• **Written request**
Collect every line that includes the string "during".

• **Recorded information**

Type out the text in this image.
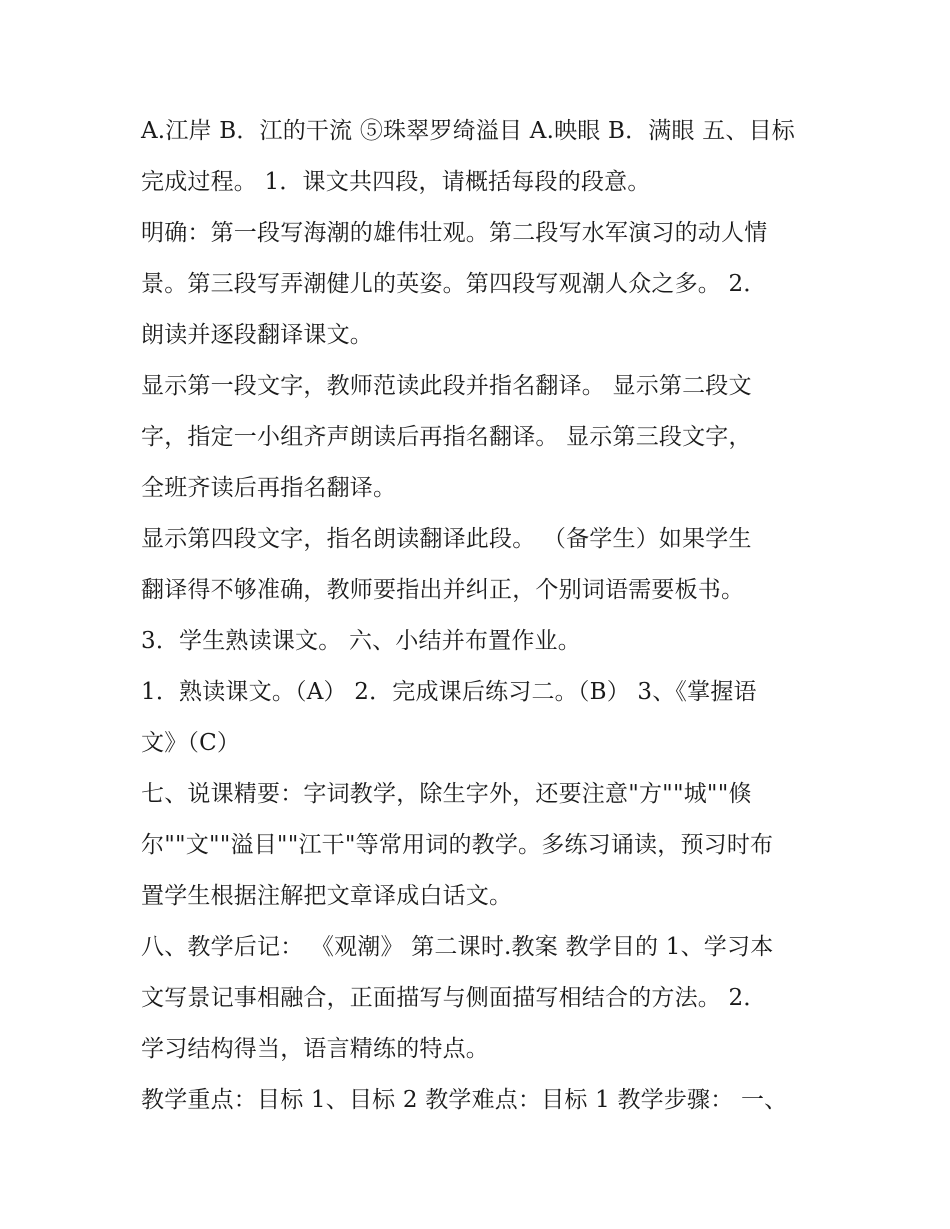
A.江岸 B．江的干流 ⑤珠翠罗绮溢目 A.映眼 B．满眼 五、目标
完成过程。 1．课文共四段，请概括每段的段意。
明确：第一段写海潮的雄伟壮观。第二段写水军演习的动人情
景。第三段写弄潮健儿的英姿。第四段写观潮人众之多。 2．
朗读并逐段翻译课文。
显示第一段文字，教师范读此段并指名翻译。 显示第二段文
字，指定一小组齐声朗读后再指名翻译。 显示第三段文字，
全班齐读后再指名翻译。
显示第四段文字，指名朗读翻译此段。 （备学生）如果学生
翻译得不够准确，教师要指出并纠正，个别词语需要板书。
3．学生熟读课文。 六、小结并布置作业。
1．熟读课文。（A） 2．完成课后练习二。（B） 3、《掌握语
文》（C）
七、说课精要：字词教学，除生字外，还要注意"方""城""倏
尔""文""溢目""江干"等常用词的教学。多练习诵读，预习时布
置学生根据注解把文章译成白话文。
八、教学后记： 《观潮》 第二课时.教案 教学目的 1、学习本
文写景记事相融合，正面描写与侧面描写相结合的方法。 2．
学习结构得当，语言精练的特点。
教学重点：目标 1、目标 2 教学难点：目标 1 教学步骤： 一、
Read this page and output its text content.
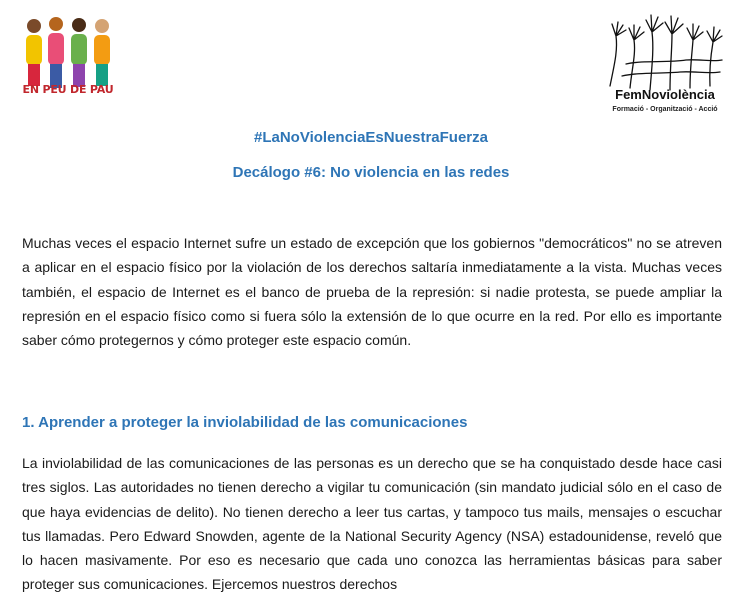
EN PEU DE PAU	FemNoviolència
Formació - Organització - Acció
#LaNoViolenciaEsNuestraFuerza
Decálogo #6: No violencia en las redes

Muchas veces el espacio Internet sufre un estado de excepción que los gobiernos "democráticos" no se atreven a aplicar en el espacio físico por la violación de los derechos saltaría inmediatamente a la vista. Muchas veces también, el espacio de Internet es el banco de prueba de la represión: si nadie protesta, se puede ampliar la represión en el espacio físico como si fuera sólo la extensión de lo que ocurre en la red. Por ello es importante saber cómo protegernos y cómo proteger este espacio común.

1. Aprender a proteger la inviolabilidad de las comunicaciones

La inviolabilidad de las comunicaciones de las personas es un derecho que se ha conquistado desde hace casi tres siglos. Las autoridades no tienen derecho a vigilar tu comunicación (sin mandato judicial sólo en el caso de que haya evidencias de delito). No tienen derecho a leer tus cartas, y tampoco tus mails, mensajes o escuchar tus llamadas. Pero Edward Snowden, agente de la National Security Agency (NSA) estadounidense, reveló que lo hacen masivamente. Por eso es necesario que cada uno conozca las herramientas básicas para saber proteger sus comunicaciones. Ejercemos nuestros derechos
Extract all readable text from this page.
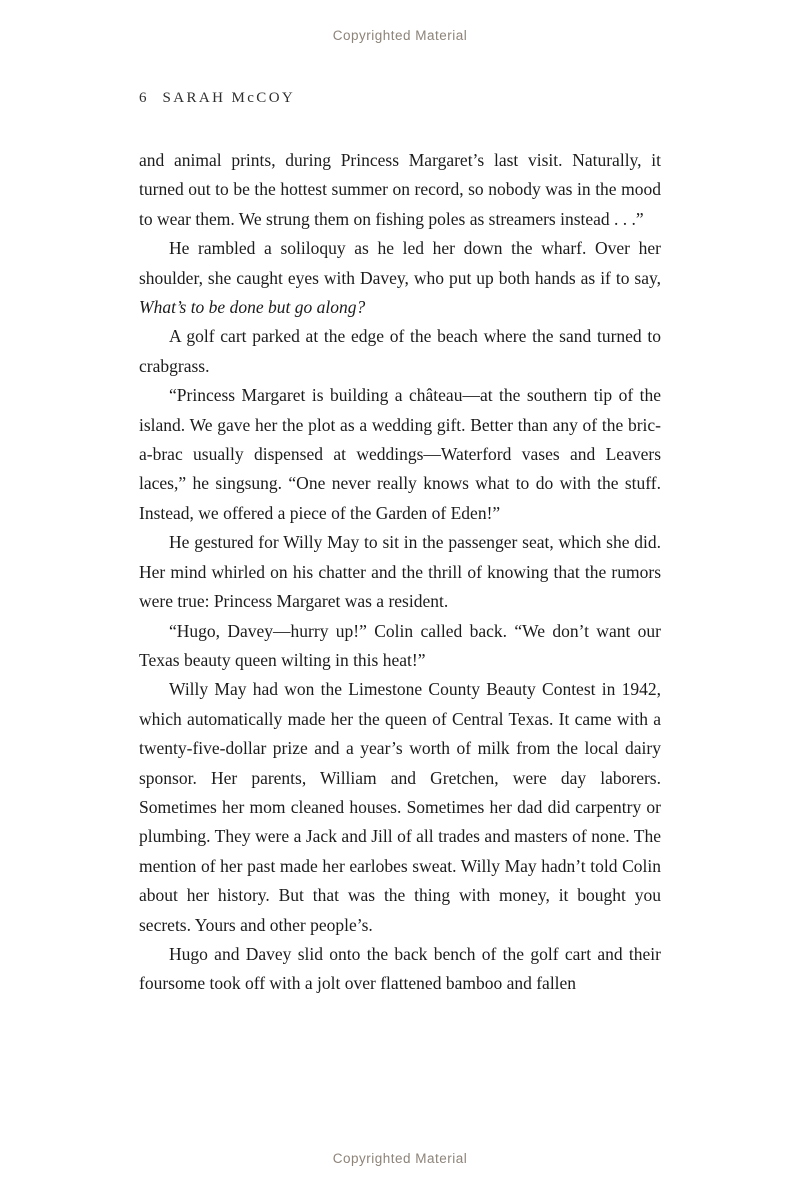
Copyrighted Material
6 SARAH McCOY

and animal prints, during Princess Margaret’s last visit. Naturally, it turned out to be the hottest summer on record, so nobody was in the mood to wear them. We strung them on fishing poles as streamers instead . . .”

He rambled a soliloquy as he led her down the wharf. Over her shoulder, she caught eyes with Davey, who put up both hands as if to say, What’s to be done but go along?

A golf cart parked at the edge of the beach where the sand turned to crabgrass.

“Princess Margaret is building a château—at the southern tip of the island. We gave her the plot as a wedding gift. Better than any of the bric-a-brac usually dispensed at weddings—Waterford vases and Leavers laces,” he singsung. “One never really knows what to do with the stuff. Instead, we offered a piece of the Garden of Eden!”

He gestured for Willy May to sit in the passenger seat, which she did. Her mind whirled on his chatter and the thrill of knowing that the rumors were true: Princess Margaret was a resident.

“Hugo, Davey—hurry up!” Colin called back. “We don’t want our Texas beauty queen wilting in this heat!”

Willy May had won the Limestone County Beauty Contest in 1942, which automatically made her the queen of Central Texas. It came with a twenty-five-dollar prize and a year’s worth of milk from the local dairy sponsor. Her parents, William and Gretchen, were day laborers. Sometimes her mom cleaned houses. Sometimes her dad did carpentry or plumbing. They were a Jack and Jill of all trades and masters of none. The mention of her past made her earlobes sweat. Willy May hadn’t told Colin about her history. But that was the thing with money, it bought you secrets. Yours and other people’s.

Hugo and Davey slid onto the back bench of the golf cart and their foursome took off with a jolt over flattened bamboo and fallen

Copyrighted Material
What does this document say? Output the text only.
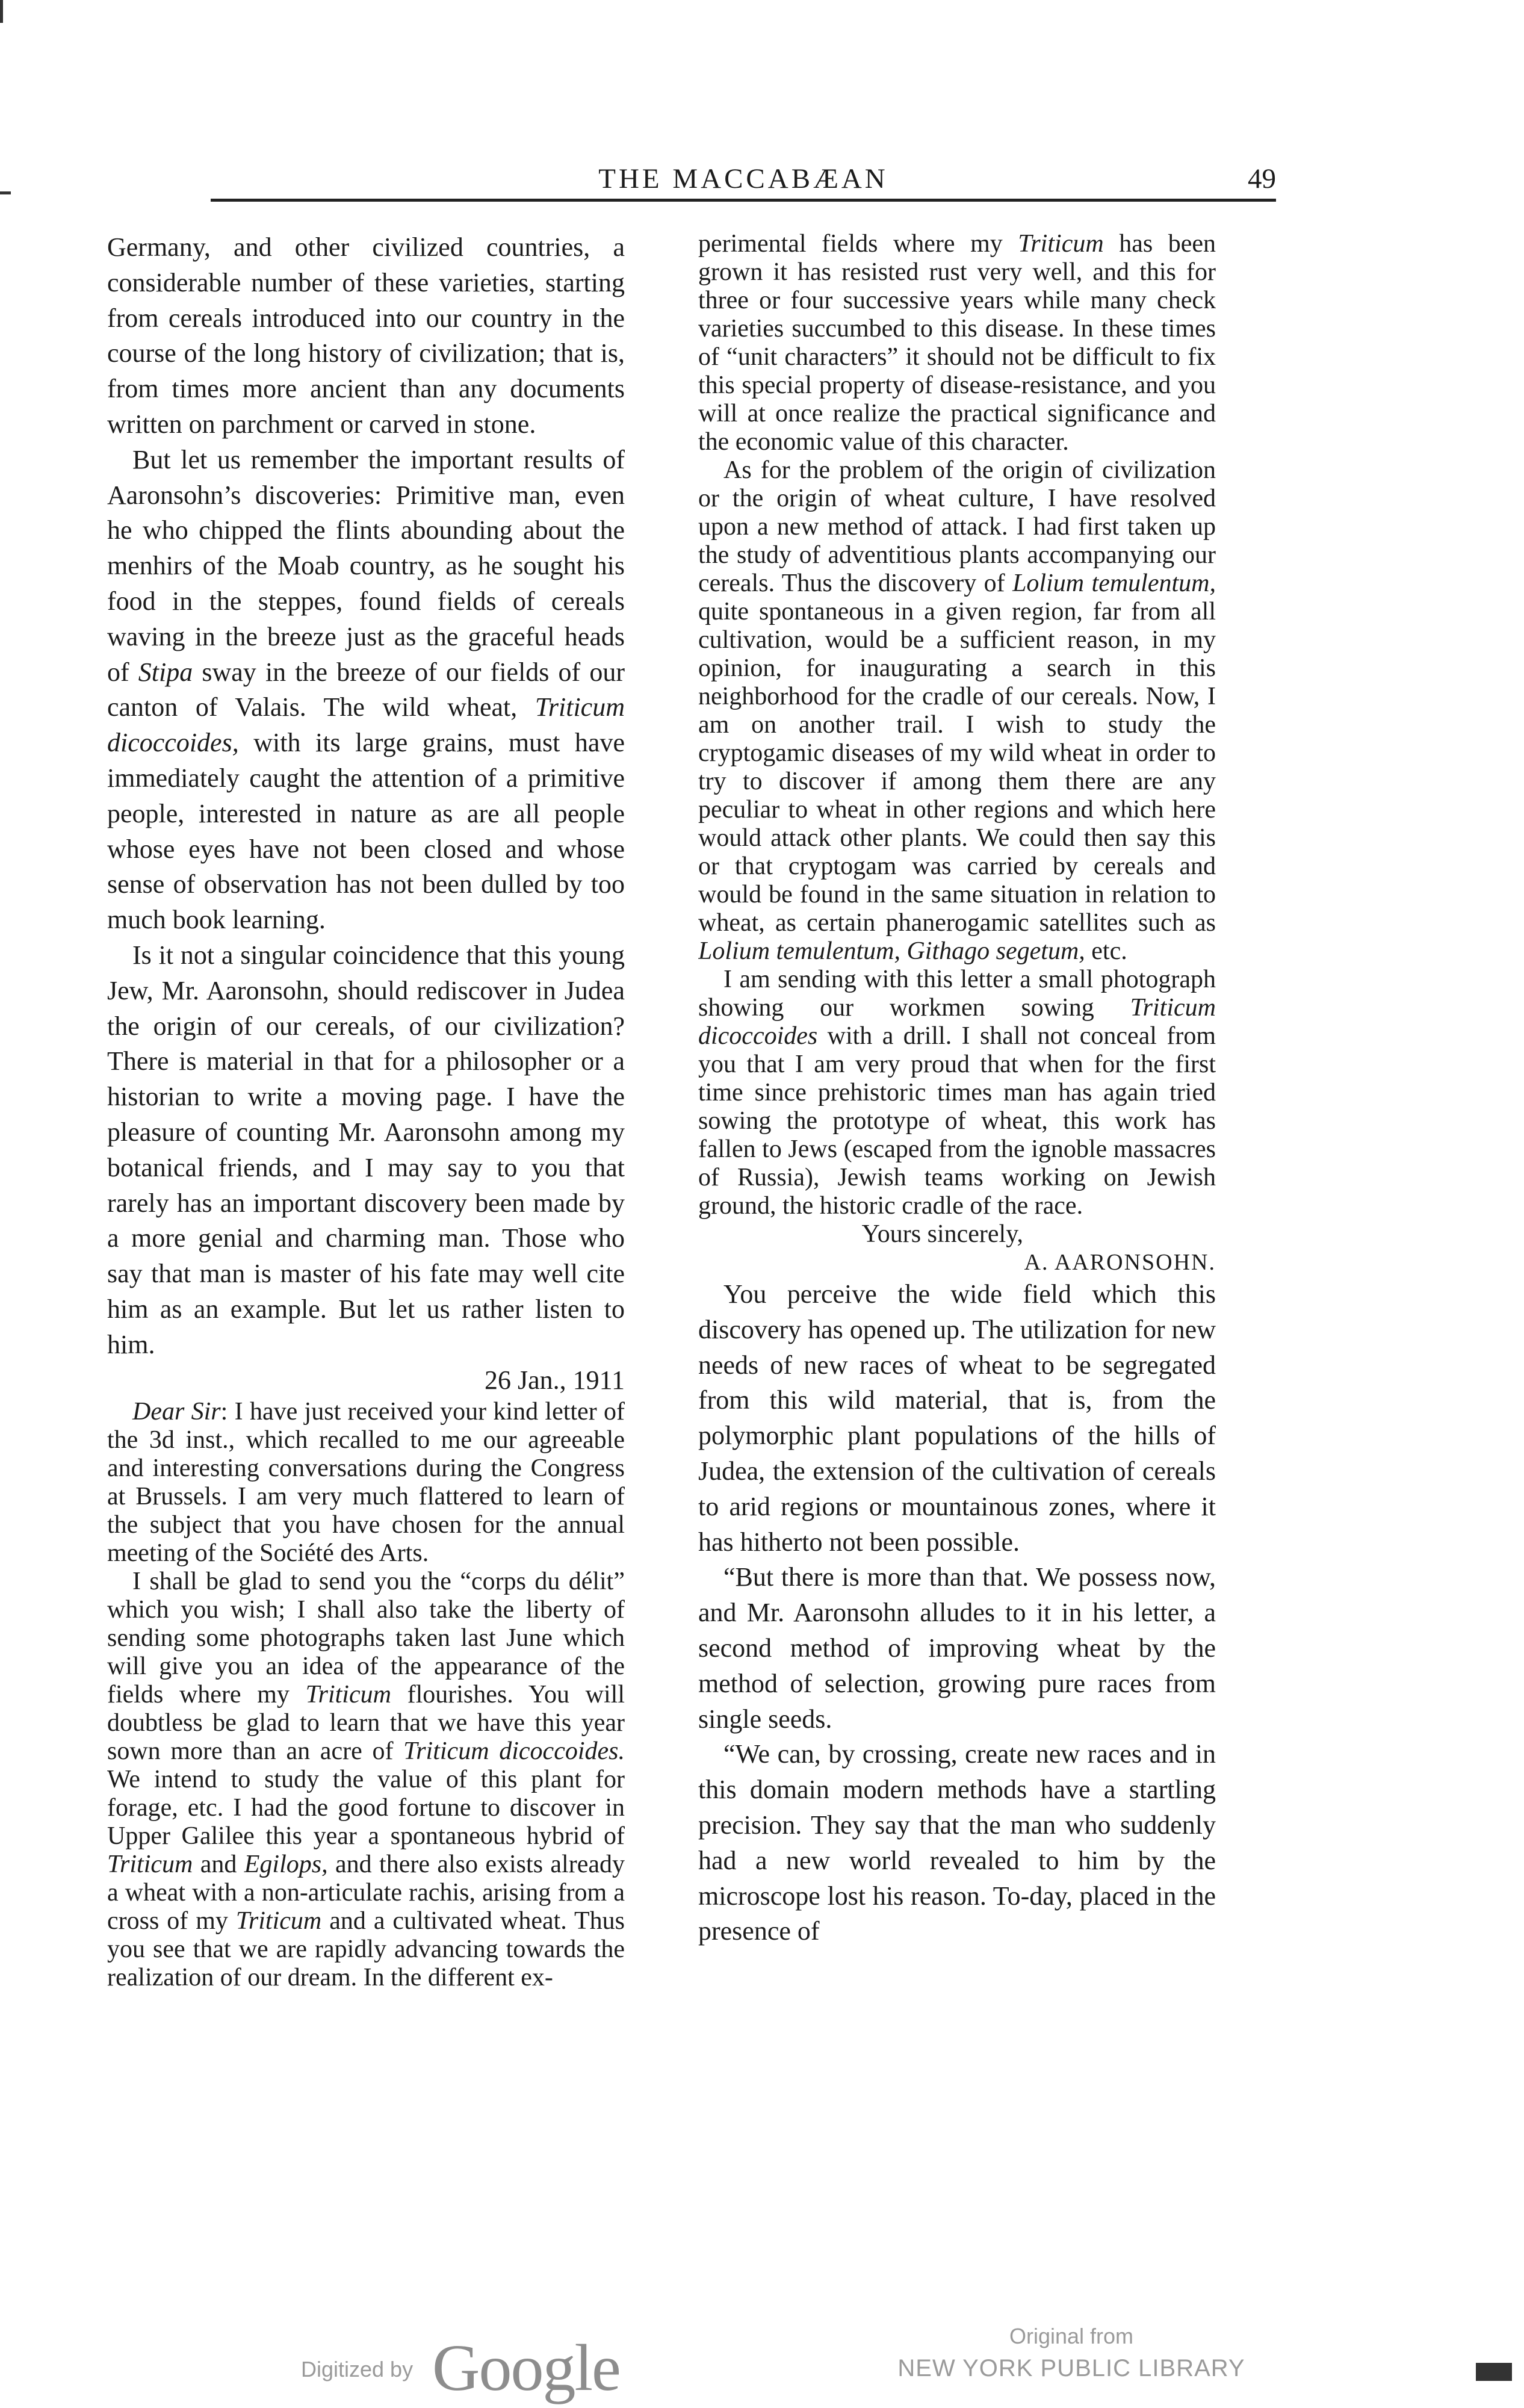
THE MACCABÆAN	49

Germany, and other civilized countries, a considerable number of these varieties, starting from cereals introduced into our country in the course of the long history of civilization; that is, from times more ancient than any documents written on parchment or carved in stone.

But let us remember the important results of Aaronsohn’s discoveries: Primitive man, even he who chipped the flints abounding about the menhirs of the Moab country, as he sought his food in the steppes, found fields of cereals waving in the breeze just as the graceful heads of Stipa sway in the breeze of our fields of our canton of Valais. The wild wheat, Triticum dicoccoides, with its large grains, must have immediately caught the attention of a primitive people, interested in nature as are all people whose eyes have not been closed and whose sense of observation has not been dulled by too much book learning.

Is it not a singular coincidence that this young Jew, Mr. Aaronsohn, should rediscover in Judea the origin of our cereals, of our civilization? There is material in that for a philosopher or a historian to write a moving page. I have the pleasure of counting Mr. Aaronsohn among my botanical friends, and I may say to you that rarely has an important discovery been made by a more genial and charming man. Those who say that man is master of his fate may well cite him as an example. But let us rather listen to him.

26 Jan., 1911

Dear Sir: I have just received your kind letter of the 3d inst., which recalled to me our agreeable and interesting conversations during the Congress at Brussels. I am very much flattered to learn of the subject that you have chosen for the annual meeting of the Société des Arts.

I shall be glad to send you the “corps du délit” which you wish; I shall also take the liberty of sending some photographs taken last June which will give you an idea of the appearance of the fields where my Triticum flourishes. You will doubtless be glad to learn that we have this year sown more than an acre of Triticum dicoccoides. We intend to study the value of this plant for forage, etc. I had the good fortune to discover in Upper Galilee this year a spontaneous hybrid of Triticum and Egilops, and there also exists already a wheat with a non-articulate rachis, arising from a cross of my Triticum and a cultivated wheat. Thus you see that we are rapidly advancing towards the realization of our dream. In the different ex-

perimental fields where my Triticum has been grown it has resisted rust very well, and this for three or four successive years while many check varieties succumbed to this disease. In these times of “unit characters” it should not be difficult to fix this special property of disease-resistance, and you will at once realize the practical significance and the economic value of this character.

As for the problem of the origin of civilization or the origin of wheat culture, I have resolved upon a new method of attack. I had first taken up the study of adventitious plants accompanying our cereals. Thus the discovery of Lolium temulentum, quite spontaneous in a given region, far from all cultivation, would be a sufficient reason, in my opinion, for inaugurating a search in this neighborhood for the cradle of our cereals. Now, I am on another trail. I wish to study the cryptogamic diseases of my wild wheat in order to try to discover if among them there are any peculiar to wheat in other regions and which here would attack other plants. We could then say this or that cryptogam was carried by cereals and would be found in the same situation in relation to wheat, as certain phanerogamic satellites such as Lolium temulentum, Githago segetum, etc.

I am sending with this letter a small photograph showing our workmen sowing Triticum dicoccoides with a drill. I shall not conceal from you that I am very proud that when for the first time since prehistoric times man has again tried sowing the prototype of wheat, this work has fallen to Jews (escaped from the ignoble massacres of Russia), Jewish teams working on Jewish ground, the historic cradle of the race.

Yours sincerely,

A. AARONSOHN.

You perceive the wide field which this discovery has opened up. The utilization for new needs of new races of wheat to be segregated from this wild material, that is, from the polymorphic plant populations of the hills of Judea, the extension of the cultivation of cereals to arid regions or mountainous zones, where it has hitherto not been possible.

“But there is more than that. We possess now, and Mr. Aaronsohn alludes to it in his letter, a second method of improving wheat by the method of selection, growing pure races from single seeds.

“We can, by crossing, create new races and in this domain modern methods have a startling precision. They say that the man who suddenly had a new world revealed to him by the microscope lost his reason. To-day, placed in the presence of

Digitized by Google	Original from
NEW YORK PUBLIC LIBRARY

• **Correct result**
and animal prints, during Princess Margaret’s last visit. Naturally, it turned out to be the hottest summer on record, so nobody was in the mood to wear them. We strung them on fishing poles as streamers instead . . .”
Dear Sir: I have just received your kind letter of the 3d inst., which recalled to me our agreeable and interesting conversations during the Congress at Brussels. I am very much flattered to learn of the subject that you have chosen for the annual meeting of the Société des Arts.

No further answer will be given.